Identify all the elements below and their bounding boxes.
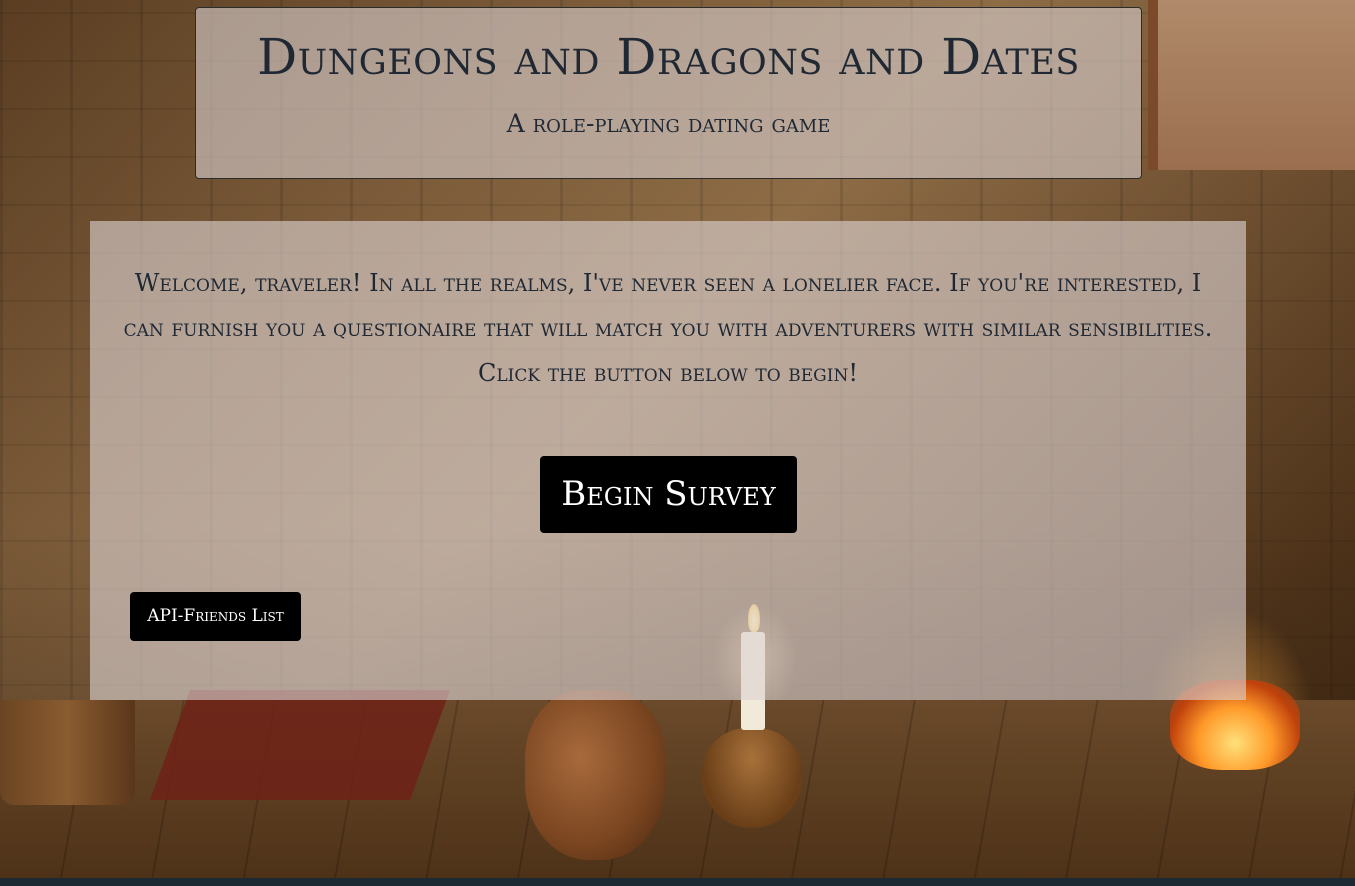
bottom-strip bbox=[0, 878, 1355, 886]
welcome-message: Welcome, traveler! In all the realms, I'… bbox=[123, 269, 1213, 387]
page-title: Dungeons and Dragons and Dates bbox=[257, 28, 1080, 86]
background-tapestry bbox=[1148, 0, 1355, 170]
welcome-panel: Welcome, traveler! In all the realms, I'… bbox=[90, 221, 1246, 700]
background-bucket bbox=[0, 700, 135, 805]
background-rug bbox=[149, 690, 451, 800]
background-jug bbox=[525, 690, 665, 860]
page-subtitle: A role-playing dating game bbox=[506, 109, 831, 138]
begin-survey-button[interactable]: Begin Survey bbox=[540, 456, 797, 533]
background-candleholder bbox=[702, 728, 802, 828]
api-friends-list-button[interactable]: API-Friends List bbox=[130, 592, 301, 641]
header-card: Dungeons and Dragons and Dates A role-pl… bbox=[195, 7, 1142, 179]
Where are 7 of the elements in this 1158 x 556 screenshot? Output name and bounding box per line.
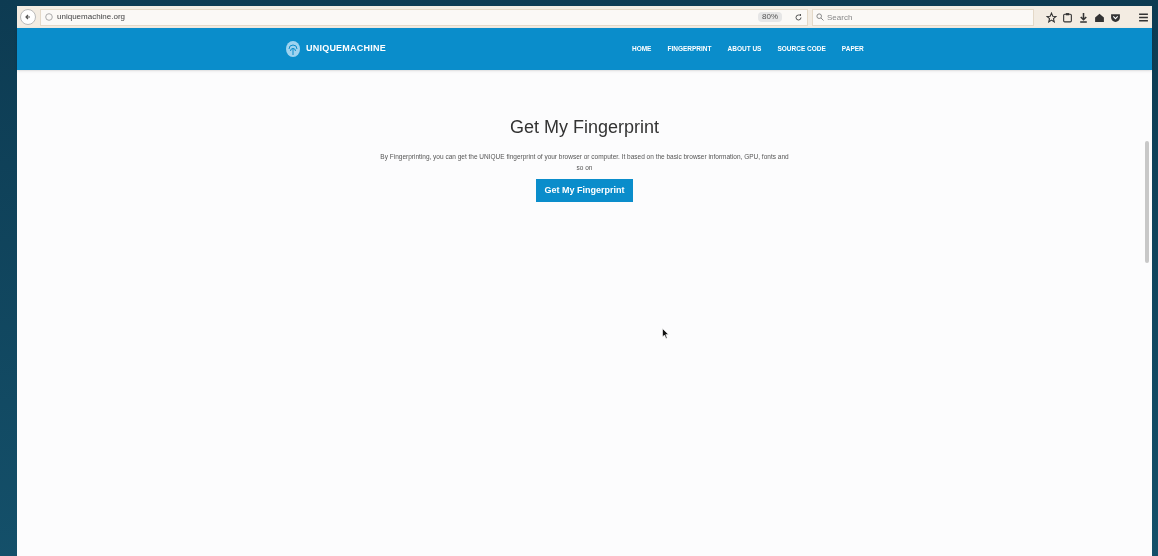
fingerprint-button[interactable]: Get My Fingerprint	[536, 179, 633, 202]
page-heading: Get My Fingerprint	[509, 116, 659, 139]
site-logo[interactable]: UNIQUEMACHINE	[306, 42, 386, 56]
zoom-badge[interactable]: 80%	[758, 12, 782, 22]
url-text: uniquemachine.org	[57, 11, 126, 23]
search-field[interactable]: Search	[812, 8, 1034, 26]
address-bar[interactable]: uniquemachine.org 80%	[40, 8, 808, 26]
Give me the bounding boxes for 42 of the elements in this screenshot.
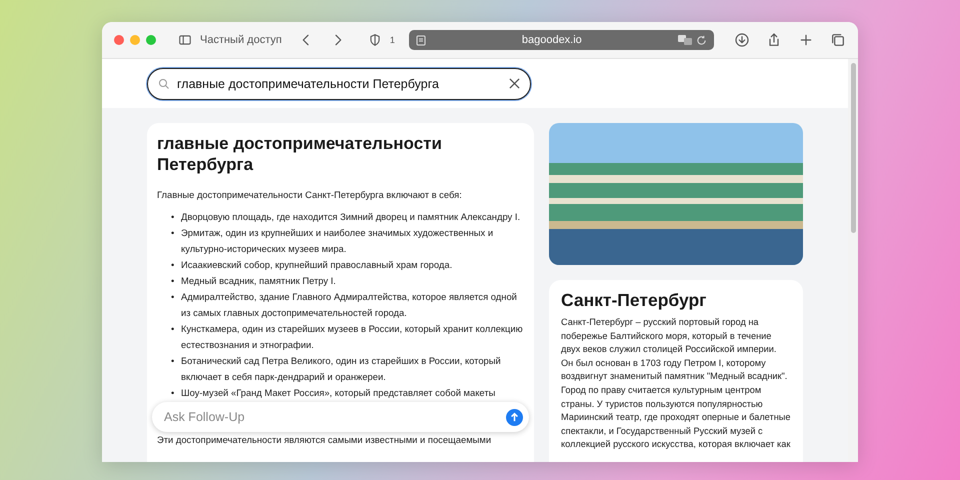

· · · · · · ·

**Set task**
Rewrite all of the records above, changing "screenshot" to "screen capture" wherever it occurs and keeping everything else the same. Leave the pictures out.

**Solution to the exercise**
Identify all the elements below and their bounding boxes.
bottom-strip bbox=[0, 878, 1355, 886]
welcome-message: Welcome, traveler! In all the realms, I'… bbox=[123, 269, 1213, 387]
page-title: Dungeons and Dragons and Dates bbox=[257, 28, 1080, 86]
background-tapestry bbox=[1148, 0, 1355, 170]
welcome-panel: Welcome, traveler! In all the realms, I'… bbox=[90, 221, 1246, 700]
background-bucket bbox=[0, 700, 135, 805]
background-rug bbox=[149, 690, 451, 800]
background-jug bbox=[525, 690, 665, 860]
page-subtitle: A role-playing dating game bbox=[506, 109, 831, 138]
begin-survey-button[interactable]: Begin Survey bbox=[540, 456, 797, 533]
background-candleholder bbox=[702, 728, 802, 828]
api-friends-list-button[interactable]: API-Friends List bbox=[130, 592, 301, 641]
header-card: Dungeons and Dragons and Dates A role-pl… bbox=[195, 7, 1142, 179]
Where are 7 of the elements in this 1158 x 556 screen capture? Output name and bounding box per line.
fingerprint-button[interactable]: Get My Fingerprint	[536, 179, 633, 202]
page-heading: Get My Fingerprint	[509, 116, 659, 139]
site-logo[interactable]: UNIQUEMACHINE	[306, 42, 386, 56]
zoom-badge[interactable]: 80%	[758, 12, 782, 22]
url-text: uniquemachine.org	[57, 11, 126, 23]
search-field[interactable]: Search	[812, 8, 1034, 26]
address-bar[interactable]: uniquemachine.org 80%	[40, 8, 808, 26]
Give me the bounding boxes for 42 of the elements in this screen capture.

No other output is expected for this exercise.